**Material for this exercise**
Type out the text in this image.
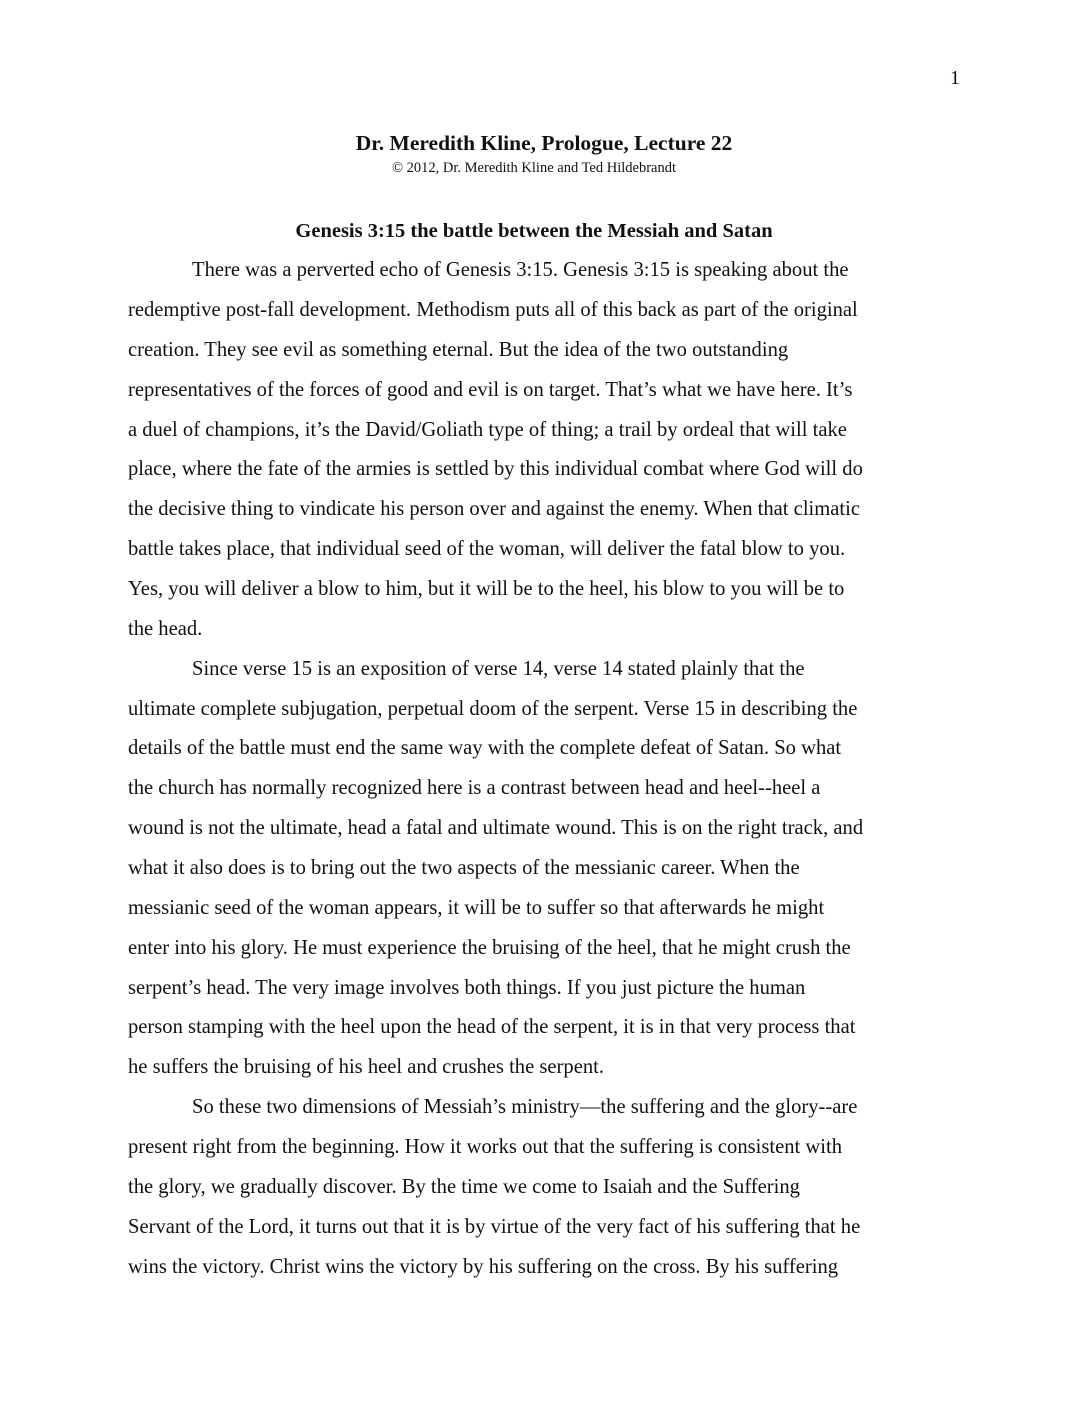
1
Dr. Meredith Kline, Prologue, Lecture 22
© 2012, Dr. Meredith Kline and Ted Hildebrandt
Genesis 3:15 the battle between the Messiah and Satan
There was a perverted echo of Genesis 3:15. Genesis 3:15 is speaking about the
redemptive post-fall development. Methodism puts all of this back as part of the original
creation. They see evil as something eternal. But the idea of the two outstanding
representatives of the forces of good and evil is on target. That’s what we have here. It’s
a duel of champions, it’s the David/Goliath type of thing; a trail by ordeal that will take
place, where the fate of the armies is settled by this individual combat where God will do
the decisive thing to vindicate his person over and against the enemy. When that climatic
battle takes place, that individual seed of the woman, will deliver the fatal blow to you.
Yes, you will deliver a blow to him, but it will be to the heel, his blow to you will be to
the head.
Since verse 15 is an exposition of verse 14, verse 14 stated plainly that the
ultimate complete subjugation, perpetual doom of the serpent. Verse 15 in describing the
details of the battle must end the same way with the complete defeat of Satan. So what
the church has normally recognized here is a contrast between head and heel--heel a
wound is not the ultimate, head a fatal and ultimate wound. This is on the right track, and
what it also does is to bring out the two aspects of the messianic career. When the
messianic seed of the woman appears, it will be to suffer so that afterwards he might
enter into his glory. He must experience the bruising of the heel, that he might crush the
serpent’s head. The very image involves both things. If you just picture the human
person stamping with the heel upon the head of the serpent, it is in that very process that
he suffers the bruising of his heel and crushes the serpent.
So these two dimensions of Messiah’s ministry—the suffering and the glory--are
present right from the beginning. How it works out that the suffering is consistent with
the glory, we gradually discover. By the time we come to Isaiah and the Suffering
Servant of the Lord, it turns out that it is by virtue of the very fact of his suffering that he
wins the victory. Christ wins the victory by his suffering on the cross. By his suffering
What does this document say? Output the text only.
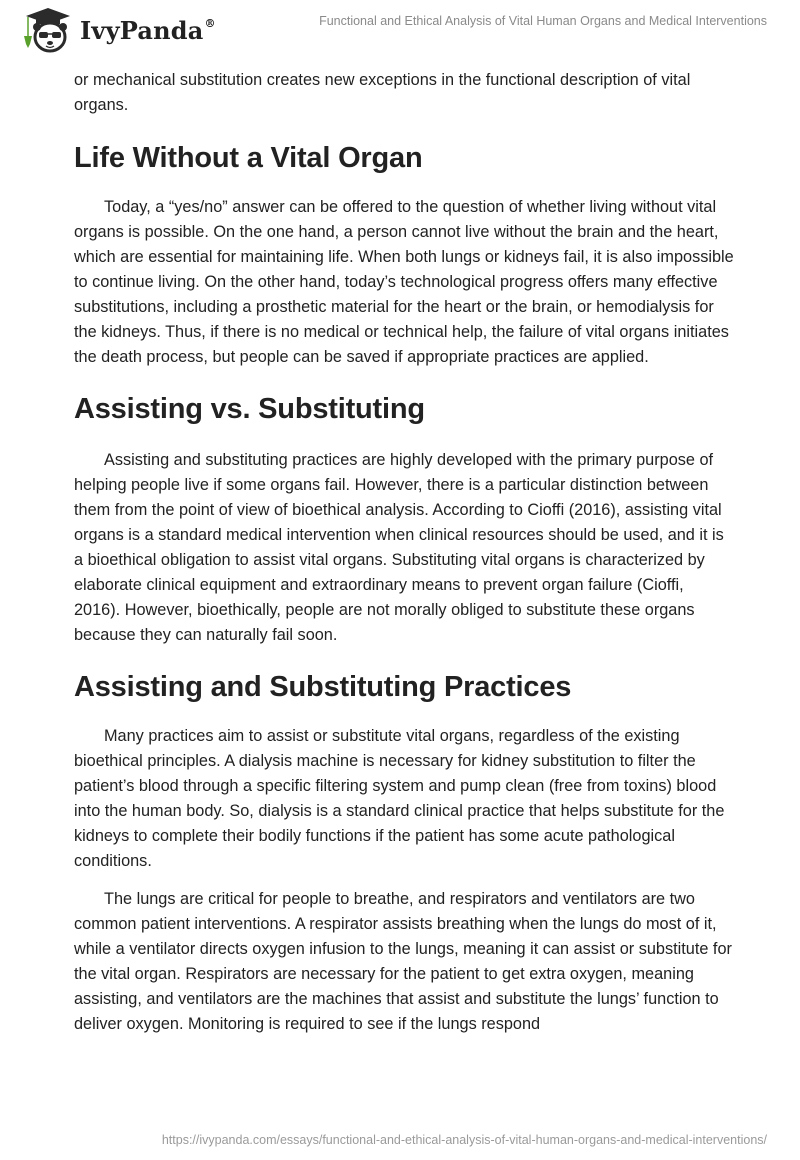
IvyPanda®	Functional and Ethical Analysis of Vital Human Organs and Medical Interventions

or mechanical substitution creates new exceptions in the functional description of vital organs.

Life Without a Vital Organ

Today, a “yes/no” answer can be offered to the question of whether living without vital organs is possible. On the one hand, a person cannot live without the brain and the heart, which are essential for maintaining life. When both lungs or kidneys fail, it is also impossible to continue living. On the other hand, today’s technological progress offers many effective substitutions, including a prosthetic material for the heart or the brain, or hemodialysis for the kidneys. Thus, if there is no medical or technical help, the failure of vital organs initiates the death process, but people can be saved if appropriate practices are applied.

Assisting vs. Substituting

Assisting and substituting practices are highly developed with the primary purpose of helping people live if some organs fail. However, there is a particular distinction between them from the point of view of bioethical analysis. According to Cioffi (2016), assisting vital organs is a standard medical intervention when clinical resources should be used, and it is a bioethical obligation to assist vital organs. Substituting vital organs is characterized by elaborate clinical equipment and extraordinary means to prevent organ failure (Cioffi, 2016). However, bioethically, people are not morally obliged to substitute these organs because they can naturally fail soon.

Assisting and Substituting Practices

Many practices aim to assist or substitute vital organs, regardless of the existing bioethical principles. A dialysis machine is necessary for kidney substitution to filter the patient’s blood through a specific filtering system and pump clean (free from toxins) blood into the human body. So, dialysis is a standard clinical practice that helps substitute for the kidneys to complete their bodily functions if the patient has some acute pathological conditions.

The lungs are critical for people to breathe, and respirators and ventilators are two common patient interventions. A respirator assists breathing when the lungs do most of it, while a ventilator directs oxygen infusion to the lungs, meaning it can assist or substitute for the vital organ. Respirators are necessary for the patient to get extra oxygen, meaning assisting, and ventilators are the machines that assist and substitute the lungs’ function to deliver oxygen. Monitoring is required to see if the lungs respond

https://ivypanda.com/essays/functional-and-ethical-analysis-of-vital-human-organs-and-medical-interventions/
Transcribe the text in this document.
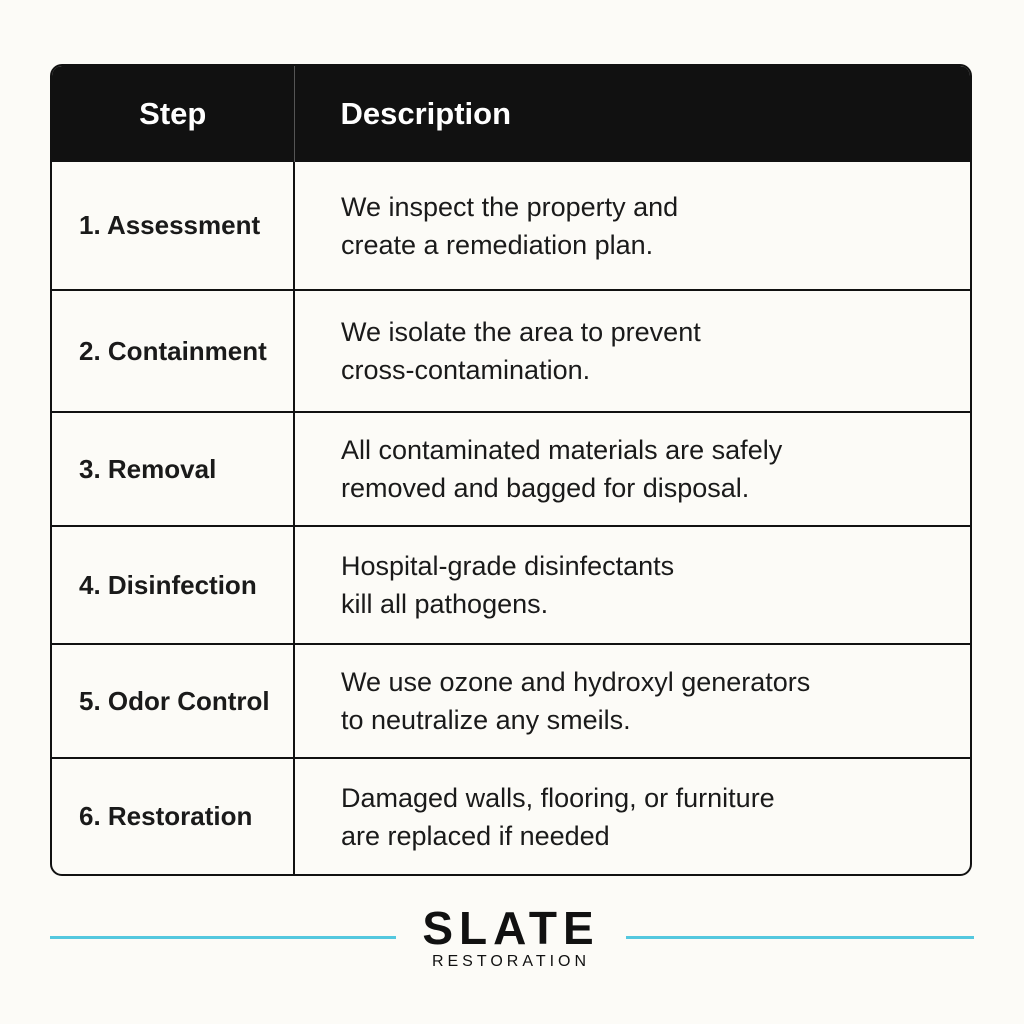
Step	Description
1. Assessment	We inspect the property and
create a remediation plan.

2. Containment	We isolate the area to prevent
cross-contamination.

3. Removal	All contaminated materials are safely
removed and bagged for disposal.

4. Disinfection	Hospital-grade disinfectants
kill all pathogens.

5. Odor Control	We use ozone and hydroxyl generators
to neutralize any smeils.

6. Restoration	Damaged walls, flooring, or furniture
are replaced if needed
SLATE
RESTORATION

**Prompt**
From the first line to the last, return the records exactly and leave the pictures behind.

**Task response**
Type out the text in this image.
1
Dr. Meredith Kline, Prologue, Lecture 22
© 2012, Dr. Meredith Kline and Ted Hildebrandt
Genesis 3:15 the battle between the Messiah and Satan
There was a perverted echo of Genesis 3:15. Genesis 3:15 is speaking about the
redemptive post-fall development. Methodism puts all of this back as part of the original
creation. They see evil as something eternal. But the idea of the two outstanding
representatives of the forces of good and evil is on target. That’s what we have here. It’s
a duel of champions, it’s the David/Goliath type of thing; a trail by ordeal that will take
place, where the fate of the armies is settled by this individual combat where God will do
the decisive thing to vindicate his person over and against the enemy. When that climatic
battle takes place, that individual seed of the woman, will deliver the fatal blow to you.
Yes, you will deliver a blow to him, but it will be to the heel, his blow to you will be to
the head.
Since verse 15 is an exposition of verse 14, verse 14 stated plainly that the
ultimate complete subjugation, perpetual doom of the serpent. Verse 15 in describing the
details of the battle must end the same way with the complete defeat of Satan. So what
the church has normally recognized here is a contrast between head and heel--heel a
wound is not the ultimate, head a fatal and ultimate wound. This is on the right track, and
what it also does is to bring out the two aspects of the messianic career. When the
messianic seed of the woman appears, it will be to suffer so that afterwards he might
enter into his glory. He must experience the bruising of the heel, that he might crush the
serpent’s head. The very image involves both things. If you just picture the human
person stamping with the heel upon the head of the serpent, it is in that very process that
he suffers the bruising of his heel and crushes the serpent.
So these two dimensions of Messiah’s ministry—the suffering and the glory--are
present right from the beginning. How it works out that the suffering is consistent with
the glory, we gradually discover. By the time we come to Isaiah and the Suffering
Servant of the Lord, it turns out that it is by virtue of the very fact of his suffering that he
wins the victory. Christ wins the victory by his suffering on the cross. By his suffering
What does this document say? Output the text only.
IvyPanda®	Functional and Ethical Analysis of Vital Human Organs and Medical Interventions

or mechanical substitution creates new exceptions in the functional description of vital organs.

Life Without a Vital Organ

Today, a “yes/no” answer can be offered to the question of whether living without vital organs is possible. On the one hand, a person cannot live without the brain and the heart, which are essential for maintaining life. When both lungs or kidneys fail, it is also impossible to continue living. On the other hand, today’s technological progress offers many effective substitutions, including a prosthetic material for the heart or the brain, or hemodialysis for the kidneys. Thus, if there is no medical or technical help, the failure of vital organs initiates the death process, but people can be saved if appropriate practices are applied.

Assisting vs. Substituting

Assisting and substituting practices are highly developed with the primary purpose of helping people live if some organs fail. However, there is a particular distinction between them from the point of view of bioethical analysis. According to Cioffi (2016), assisting vital organs is a standard medical intervention when clinical resources should be used, and it is a bioethical obligation to assist vital organs. Substituting vital organs is characterized by elaborate clinical equipment and extraordinary means to prevent organ failure (Cioffi, 2016). However, bioethically, people are not morally obliged to substitute these organs because they can naturally fail soon.

Assisting and Substituting Practices

Many practices aim to assist or substitute vital organs, regardless of the existing bioethical principles. A dialysis machine is necessary for kidney substitution to filter the patient’s blood through a specific filtering system and pump clean (free from toxins) blood into the human body. So, dialysis is a standard clinical practice that helps substitute for the kidneys to complete their bodily functions if the patient has some acute pathological conditions.

The lungs are critical for people to breathe, and respirators and ventilators are two common patient interventions. A respirator assists breathing when the lungs do most of it, while a ventilator directs oxygen infusion to the lungs, meaning it can assist or substitute for the vital organ. Respirators are necessary for the patient to get extra oxygen, meaning assisting, and ventilators are the machines that assist and substitute the lungs’ function to deliver oxygen. Monitoring is required to see if the lungs respond

https://ivypanda.com/essays/functional-and-ethical-analysis-of-vital-human-organs-and-medical-interventions/
Transcribe the text in this document.
Step	Description
1. Assessment	We inspect the property and
create a remediation plan.

2. Containment	We isolate the area to prevent
cross-contamination.

3. Removal	All contaminated materials are safely
removed and bagged for disposal.

4. Disinfection	Hospital-grade disinfectants
kill all pathogens.

5. Odor Control	We use ozone and hydroxyl generators
to neutralize any smeils.

6. Restoration	Damaged walls, flooring, or furniture
are replaced if needed
SLATE
RESTORATION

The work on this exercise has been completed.